### [OBJECTIVE]
Without including any pictures, write out all the entries exactly.
---
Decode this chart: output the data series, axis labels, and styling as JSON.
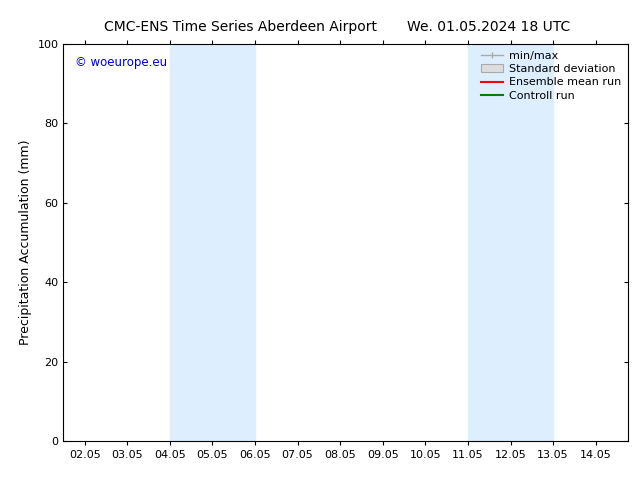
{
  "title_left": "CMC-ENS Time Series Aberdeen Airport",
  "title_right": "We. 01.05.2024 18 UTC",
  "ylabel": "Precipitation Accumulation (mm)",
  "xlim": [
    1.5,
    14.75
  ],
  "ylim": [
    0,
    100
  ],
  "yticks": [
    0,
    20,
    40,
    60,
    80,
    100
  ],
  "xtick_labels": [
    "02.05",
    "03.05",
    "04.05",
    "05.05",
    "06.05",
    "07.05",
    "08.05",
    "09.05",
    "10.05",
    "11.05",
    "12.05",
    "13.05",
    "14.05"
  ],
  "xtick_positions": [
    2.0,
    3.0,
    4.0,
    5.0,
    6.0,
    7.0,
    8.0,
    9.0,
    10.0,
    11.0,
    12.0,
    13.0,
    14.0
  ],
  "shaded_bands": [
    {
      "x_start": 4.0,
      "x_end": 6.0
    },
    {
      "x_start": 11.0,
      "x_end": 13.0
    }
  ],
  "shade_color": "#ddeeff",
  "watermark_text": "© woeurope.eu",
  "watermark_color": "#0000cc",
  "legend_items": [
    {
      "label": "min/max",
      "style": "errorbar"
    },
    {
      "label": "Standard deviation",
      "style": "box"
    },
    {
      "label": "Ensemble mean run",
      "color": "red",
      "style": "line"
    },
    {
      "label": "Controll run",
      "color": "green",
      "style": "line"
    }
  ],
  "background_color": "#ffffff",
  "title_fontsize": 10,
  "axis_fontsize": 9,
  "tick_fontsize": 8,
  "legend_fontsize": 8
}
---
### [COMPLETE ANSWER]
Decode this chart: output the data series, axis labels, and styling as JSON.
{
  "title_left": "CMC-ENS Time Series Aberdeen Airport",
  "title_right": "We. 01.05.2024 18 UTC",
  "ylabel": "Precipitation Accumulation (mm)",
  "xlim": [
    1.5,
    14.75
  ],
  "ylim": [
    0,
    100
  ],
  "yticks": [
    0,
    20,
    40,
    60,
    80,
    100
  ],
  "xtick_labels": [
    "02.05",
    "03.05",
    "04.05",
    "05.05",
    "06.05",
    "07.05",
    "08.05",
    "09.05",
    "10.05",
    "11.05",
    "12.05",
    "13.05",
    "14.05"
  ],
  "xtick_positions": [
    2.0,
    3.0,
    4.0,
    5.0,
    6.0,
    7.0,
    8.0,
    9.0,
    10.0,
    11.0,
    12.0,
    13.0,
    14.0
  ],
  "shaded_bands": [
    {
      "x_start": 4.0,
      "x_end": 6.0
    },
    {
      "x_start": 11.0,
      "x_end": 13.0
    }
  ],
  "shade_color": "#ddeeff",
  "watermark_text": "© woeurope.eu",
  "watermark_color": "#0000cc",
  "legend_items": [
    {
      "label": "min/max",
      "style": "errorbar"
    },
    {
      "label": "Standard deviation",
      "style": "box"
    },
    {
      "label": "Ensemble mean run",
      "color": "red",
      "style": "line"
    },
    {
      "label": "Controll run",
      "color": "green",
      "style": "line"
    }
  ],
  "background_color": "#ffffff",
  "title_fontsize": 10,
  "axis_fontsize": 9,
  "tick_fontsize": 8,
  "legend_fontsize": 8
}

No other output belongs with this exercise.